** start of Records for this task **

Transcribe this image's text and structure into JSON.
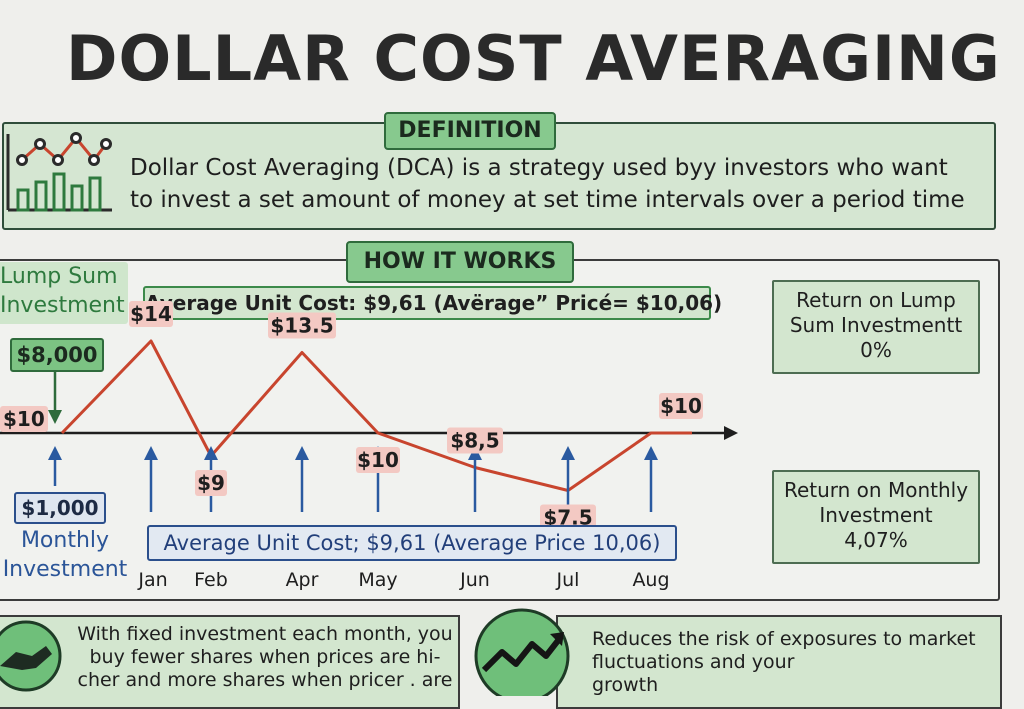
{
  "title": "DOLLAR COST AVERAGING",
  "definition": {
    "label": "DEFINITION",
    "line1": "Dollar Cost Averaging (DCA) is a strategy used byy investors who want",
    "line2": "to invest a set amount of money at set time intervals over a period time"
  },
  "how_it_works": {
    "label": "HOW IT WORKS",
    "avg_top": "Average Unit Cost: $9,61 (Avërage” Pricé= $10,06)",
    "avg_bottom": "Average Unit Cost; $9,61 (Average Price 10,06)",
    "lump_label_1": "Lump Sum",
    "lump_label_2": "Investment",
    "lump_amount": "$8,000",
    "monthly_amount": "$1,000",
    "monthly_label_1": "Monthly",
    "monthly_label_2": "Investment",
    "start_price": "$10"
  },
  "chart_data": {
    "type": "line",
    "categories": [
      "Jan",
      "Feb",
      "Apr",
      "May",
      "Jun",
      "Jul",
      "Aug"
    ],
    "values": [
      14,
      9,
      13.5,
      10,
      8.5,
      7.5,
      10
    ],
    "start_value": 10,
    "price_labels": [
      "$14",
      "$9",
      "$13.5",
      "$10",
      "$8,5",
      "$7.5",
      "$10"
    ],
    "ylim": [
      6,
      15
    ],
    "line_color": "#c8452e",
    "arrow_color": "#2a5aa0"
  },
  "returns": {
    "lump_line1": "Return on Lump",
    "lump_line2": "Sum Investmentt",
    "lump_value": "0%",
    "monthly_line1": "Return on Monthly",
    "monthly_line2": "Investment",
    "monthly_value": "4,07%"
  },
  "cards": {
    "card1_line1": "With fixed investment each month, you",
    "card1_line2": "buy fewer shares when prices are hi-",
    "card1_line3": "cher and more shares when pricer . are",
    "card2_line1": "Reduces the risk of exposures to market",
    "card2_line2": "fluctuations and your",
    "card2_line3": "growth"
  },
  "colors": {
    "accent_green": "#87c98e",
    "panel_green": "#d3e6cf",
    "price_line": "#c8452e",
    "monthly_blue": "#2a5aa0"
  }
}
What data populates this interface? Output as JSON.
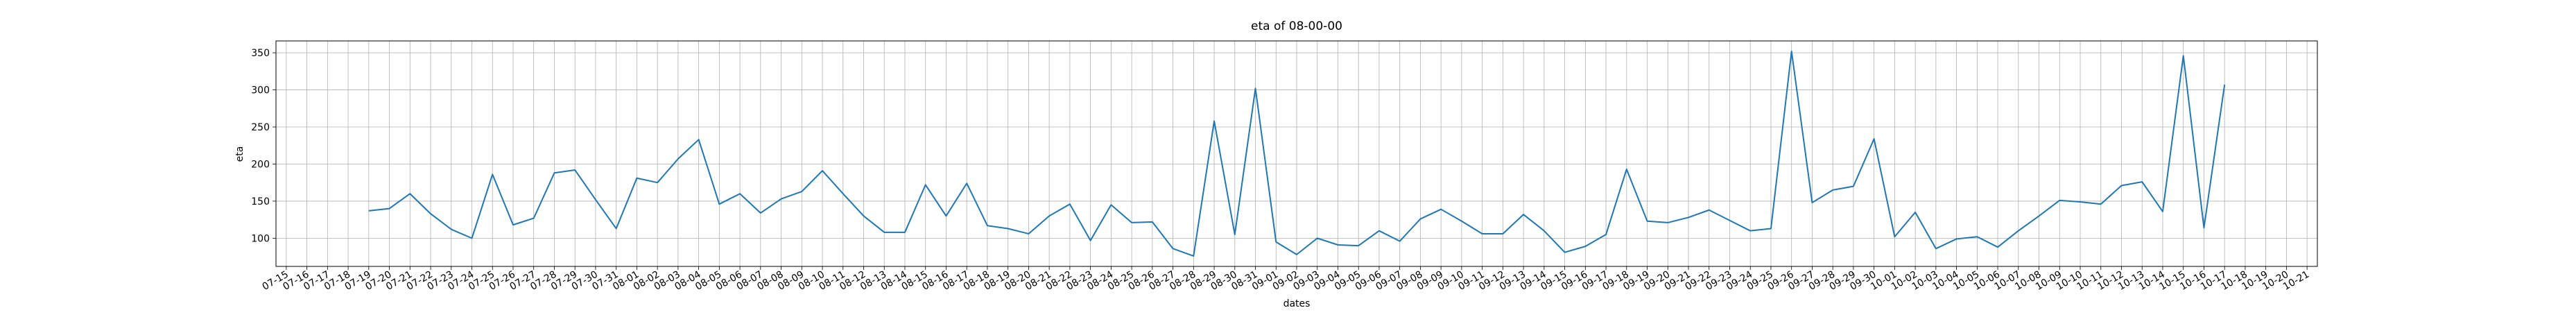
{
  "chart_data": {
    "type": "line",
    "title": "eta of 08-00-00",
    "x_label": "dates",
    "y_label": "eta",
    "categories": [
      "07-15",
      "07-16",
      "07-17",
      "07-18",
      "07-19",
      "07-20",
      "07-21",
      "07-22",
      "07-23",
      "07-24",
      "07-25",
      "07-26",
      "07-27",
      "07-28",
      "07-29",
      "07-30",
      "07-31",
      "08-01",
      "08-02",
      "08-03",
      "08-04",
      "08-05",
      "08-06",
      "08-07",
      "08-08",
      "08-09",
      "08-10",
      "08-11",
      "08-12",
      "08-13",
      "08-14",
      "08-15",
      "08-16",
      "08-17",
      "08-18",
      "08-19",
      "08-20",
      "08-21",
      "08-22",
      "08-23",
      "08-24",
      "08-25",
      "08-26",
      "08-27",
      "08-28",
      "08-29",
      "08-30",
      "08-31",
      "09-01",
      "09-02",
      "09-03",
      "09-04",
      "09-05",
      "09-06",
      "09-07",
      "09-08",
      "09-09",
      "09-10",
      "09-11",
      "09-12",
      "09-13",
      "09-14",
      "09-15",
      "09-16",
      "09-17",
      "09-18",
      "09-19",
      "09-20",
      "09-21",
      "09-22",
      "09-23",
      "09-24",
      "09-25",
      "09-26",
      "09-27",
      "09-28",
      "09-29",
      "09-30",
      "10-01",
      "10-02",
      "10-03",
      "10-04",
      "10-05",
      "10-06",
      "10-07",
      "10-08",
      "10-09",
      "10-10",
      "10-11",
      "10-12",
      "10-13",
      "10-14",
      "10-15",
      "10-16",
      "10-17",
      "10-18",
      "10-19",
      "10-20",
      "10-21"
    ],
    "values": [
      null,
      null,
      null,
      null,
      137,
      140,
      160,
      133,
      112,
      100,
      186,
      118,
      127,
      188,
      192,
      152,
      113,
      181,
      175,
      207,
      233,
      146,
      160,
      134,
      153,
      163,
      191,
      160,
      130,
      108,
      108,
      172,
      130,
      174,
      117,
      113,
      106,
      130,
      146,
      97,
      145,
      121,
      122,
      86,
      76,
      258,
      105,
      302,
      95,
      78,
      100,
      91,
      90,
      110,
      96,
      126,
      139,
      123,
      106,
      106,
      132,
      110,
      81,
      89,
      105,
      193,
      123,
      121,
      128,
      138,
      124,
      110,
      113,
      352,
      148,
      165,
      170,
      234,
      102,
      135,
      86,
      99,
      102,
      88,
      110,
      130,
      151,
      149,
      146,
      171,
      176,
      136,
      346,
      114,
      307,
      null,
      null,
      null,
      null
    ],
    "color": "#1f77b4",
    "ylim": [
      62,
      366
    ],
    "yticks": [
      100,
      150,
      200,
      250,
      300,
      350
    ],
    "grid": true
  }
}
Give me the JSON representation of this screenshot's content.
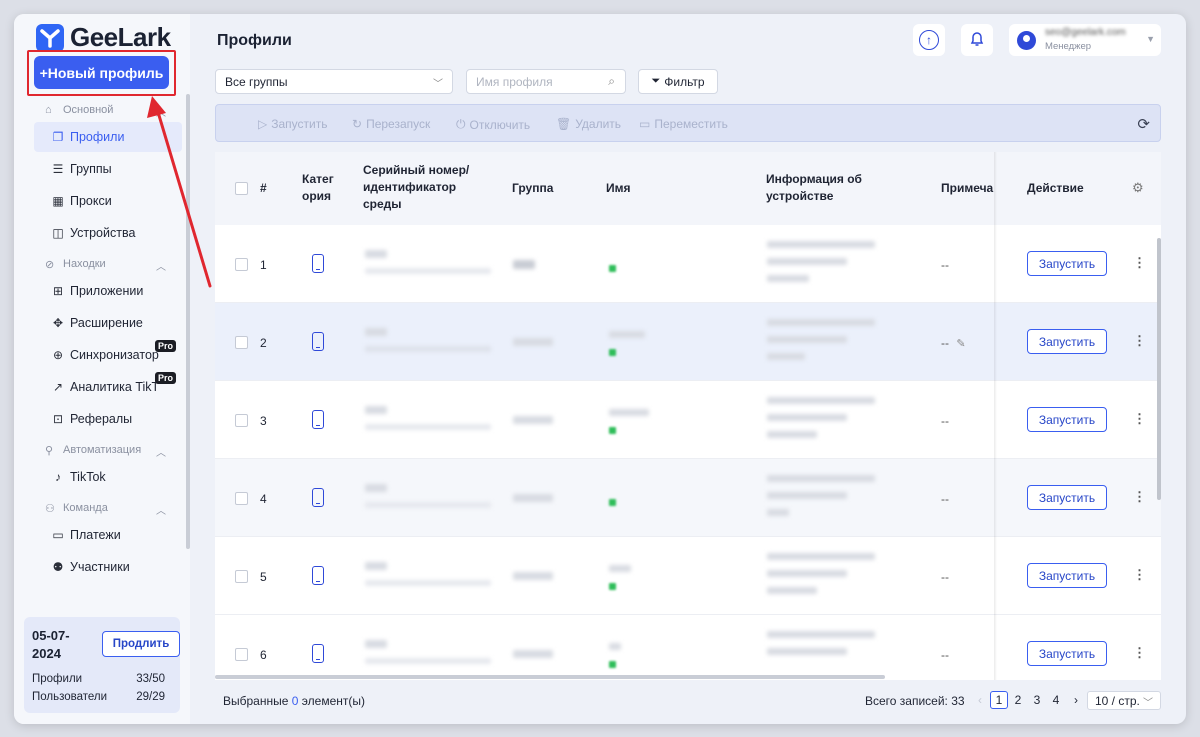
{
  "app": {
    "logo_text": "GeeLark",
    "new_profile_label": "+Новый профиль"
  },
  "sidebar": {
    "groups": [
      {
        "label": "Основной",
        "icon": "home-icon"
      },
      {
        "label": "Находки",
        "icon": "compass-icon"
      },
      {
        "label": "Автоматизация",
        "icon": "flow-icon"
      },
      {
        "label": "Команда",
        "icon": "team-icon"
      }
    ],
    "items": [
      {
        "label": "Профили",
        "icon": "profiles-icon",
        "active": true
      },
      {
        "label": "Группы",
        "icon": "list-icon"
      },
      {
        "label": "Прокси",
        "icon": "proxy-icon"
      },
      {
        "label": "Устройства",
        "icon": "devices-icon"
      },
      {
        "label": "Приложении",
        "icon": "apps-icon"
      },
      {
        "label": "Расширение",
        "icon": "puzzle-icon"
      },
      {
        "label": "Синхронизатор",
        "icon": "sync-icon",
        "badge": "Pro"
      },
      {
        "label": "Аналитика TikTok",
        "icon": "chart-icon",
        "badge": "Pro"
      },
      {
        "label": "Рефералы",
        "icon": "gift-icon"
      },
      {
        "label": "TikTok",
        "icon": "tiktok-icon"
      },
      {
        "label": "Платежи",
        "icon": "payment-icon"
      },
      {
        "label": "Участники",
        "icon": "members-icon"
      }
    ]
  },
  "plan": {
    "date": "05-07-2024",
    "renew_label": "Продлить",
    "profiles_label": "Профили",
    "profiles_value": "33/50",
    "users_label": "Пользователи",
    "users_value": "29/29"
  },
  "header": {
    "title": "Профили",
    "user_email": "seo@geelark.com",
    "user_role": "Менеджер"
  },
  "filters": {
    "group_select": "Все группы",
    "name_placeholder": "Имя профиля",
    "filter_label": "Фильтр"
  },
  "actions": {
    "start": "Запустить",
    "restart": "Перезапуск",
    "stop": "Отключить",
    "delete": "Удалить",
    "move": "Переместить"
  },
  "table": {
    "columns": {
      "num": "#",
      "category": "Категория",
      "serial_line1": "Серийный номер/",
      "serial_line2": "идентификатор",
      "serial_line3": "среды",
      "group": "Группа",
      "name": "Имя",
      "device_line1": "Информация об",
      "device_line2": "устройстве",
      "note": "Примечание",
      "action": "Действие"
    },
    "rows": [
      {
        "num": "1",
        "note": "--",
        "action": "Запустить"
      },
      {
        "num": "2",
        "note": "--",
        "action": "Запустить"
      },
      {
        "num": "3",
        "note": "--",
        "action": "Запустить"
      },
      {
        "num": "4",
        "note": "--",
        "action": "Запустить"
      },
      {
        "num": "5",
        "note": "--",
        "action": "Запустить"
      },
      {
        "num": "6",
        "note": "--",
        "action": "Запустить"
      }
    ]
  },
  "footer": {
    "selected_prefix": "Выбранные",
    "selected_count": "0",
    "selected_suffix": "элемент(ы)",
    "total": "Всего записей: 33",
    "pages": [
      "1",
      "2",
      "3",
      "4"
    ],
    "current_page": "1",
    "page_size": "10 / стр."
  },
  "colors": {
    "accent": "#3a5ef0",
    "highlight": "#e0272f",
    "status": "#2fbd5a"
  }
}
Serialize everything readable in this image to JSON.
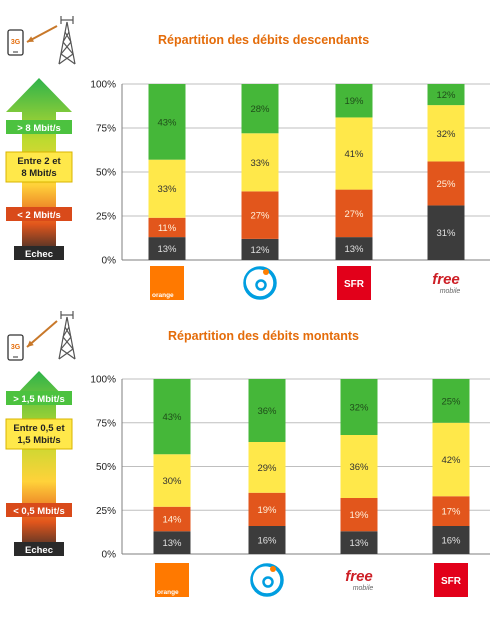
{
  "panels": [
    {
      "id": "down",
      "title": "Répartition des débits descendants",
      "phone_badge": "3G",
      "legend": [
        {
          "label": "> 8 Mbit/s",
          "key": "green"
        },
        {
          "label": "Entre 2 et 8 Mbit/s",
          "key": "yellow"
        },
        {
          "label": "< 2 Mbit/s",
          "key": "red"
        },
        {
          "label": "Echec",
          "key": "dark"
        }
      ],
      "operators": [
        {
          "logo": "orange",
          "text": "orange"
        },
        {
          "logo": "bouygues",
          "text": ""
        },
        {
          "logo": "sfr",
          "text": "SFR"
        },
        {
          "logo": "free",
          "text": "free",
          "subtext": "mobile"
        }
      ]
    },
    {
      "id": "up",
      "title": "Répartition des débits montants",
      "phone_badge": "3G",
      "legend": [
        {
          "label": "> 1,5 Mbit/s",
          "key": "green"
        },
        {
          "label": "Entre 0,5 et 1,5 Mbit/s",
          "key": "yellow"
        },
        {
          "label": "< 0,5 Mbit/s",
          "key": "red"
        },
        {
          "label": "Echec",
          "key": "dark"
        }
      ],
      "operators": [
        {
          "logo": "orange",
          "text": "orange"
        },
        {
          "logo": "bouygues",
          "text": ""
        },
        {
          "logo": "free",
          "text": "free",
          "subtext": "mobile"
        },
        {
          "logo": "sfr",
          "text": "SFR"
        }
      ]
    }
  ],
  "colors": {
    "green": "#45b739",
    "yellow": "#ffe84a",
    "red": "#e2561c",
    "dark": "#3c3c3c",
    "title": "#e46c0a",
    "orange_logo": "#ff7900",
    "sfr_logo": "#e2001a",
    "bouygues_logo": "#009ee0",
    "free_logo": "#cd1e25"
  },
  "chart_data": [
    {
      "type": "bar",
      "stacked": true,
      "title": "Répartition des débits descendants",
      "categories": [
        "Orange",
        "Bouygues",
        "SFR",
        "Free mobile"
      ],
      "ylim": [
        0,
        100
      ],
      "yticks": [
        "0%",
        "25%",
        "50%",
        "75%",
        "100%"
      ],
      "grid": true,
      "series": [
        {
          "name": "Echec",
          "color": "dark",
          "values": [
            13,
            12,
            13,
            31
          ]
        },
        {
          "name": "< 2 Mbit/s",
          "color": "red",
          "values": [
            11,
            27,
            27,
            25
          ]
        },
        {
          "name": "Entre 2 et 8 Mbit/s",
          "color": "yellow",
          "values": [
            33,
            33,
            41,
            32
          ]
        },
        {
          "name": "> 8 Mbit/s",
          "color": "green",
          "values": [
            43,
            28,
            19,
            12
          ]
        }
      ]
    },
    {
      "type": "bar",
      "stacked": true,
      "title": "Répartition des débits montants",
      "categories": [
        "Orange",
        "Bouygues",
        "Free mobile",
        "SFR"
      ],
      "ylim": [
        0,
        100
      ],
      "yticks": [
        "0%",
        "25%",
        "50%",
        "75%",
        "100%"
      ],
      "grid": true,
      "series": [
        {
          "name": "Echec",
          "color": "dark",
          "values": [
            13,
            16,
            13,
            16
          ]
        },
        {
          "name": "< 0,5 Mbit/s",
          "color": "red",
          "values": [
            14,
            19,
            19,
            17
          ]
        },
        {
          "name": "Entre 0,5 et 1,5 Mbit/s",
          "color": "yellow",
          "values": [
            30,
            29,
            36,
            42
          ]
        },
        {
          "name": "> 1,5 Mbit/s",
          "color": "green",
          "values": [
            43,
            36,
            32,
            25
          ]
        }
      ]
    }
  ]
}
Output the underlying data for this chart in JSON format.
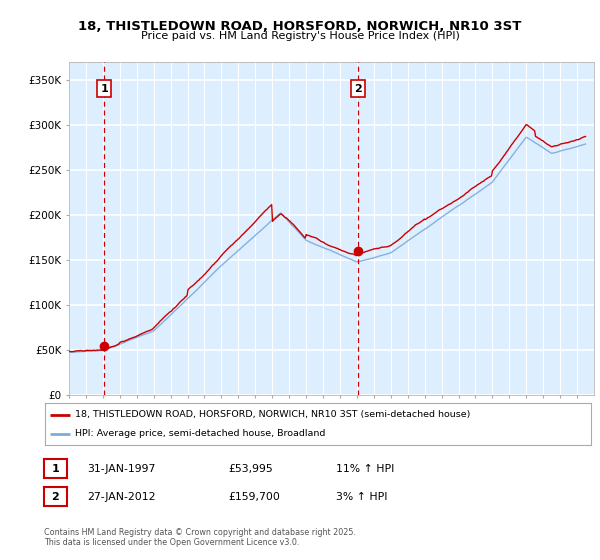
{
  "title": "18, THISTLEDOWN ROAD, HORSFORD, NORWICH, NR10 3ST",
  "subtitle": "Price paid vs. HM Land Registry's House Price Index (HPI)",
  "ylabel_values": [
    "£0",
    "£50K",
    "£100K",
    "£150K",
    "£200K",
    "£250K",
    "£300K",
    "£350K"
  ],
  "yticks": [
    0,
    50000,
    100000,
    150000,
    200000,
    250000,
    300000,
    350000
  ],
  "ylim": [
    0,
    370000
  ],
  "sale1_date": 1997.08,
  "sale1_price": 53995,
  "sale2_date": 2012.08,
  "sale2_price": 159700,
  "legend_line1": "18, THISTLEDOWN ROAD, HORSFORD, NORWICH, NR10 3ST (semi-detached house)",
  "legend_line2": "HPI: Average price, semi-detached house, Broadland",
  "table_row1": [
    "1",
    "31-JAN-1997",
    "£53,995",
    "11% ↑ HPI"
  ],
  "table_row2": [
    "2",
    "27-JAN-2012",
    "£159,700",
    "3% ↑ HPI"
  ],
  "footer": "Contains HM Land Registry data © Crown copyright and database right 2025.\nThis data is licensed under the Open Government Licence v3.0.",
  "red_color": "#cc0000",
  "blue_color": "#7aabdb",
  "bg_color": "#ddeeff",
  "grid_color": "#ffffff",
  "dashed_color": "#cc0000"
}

** end of Records for this task **

Stated goal: Which lines include the word "semi"? List them all.

Correct answer:
  "legend_line1": "18, THISTLEDOWN ROAD, HORSFORD, NORWICH, NR10 3ST (semi-detached house)",
  "legend_line2": "HPI: Average price, semi-detached house, Broadland",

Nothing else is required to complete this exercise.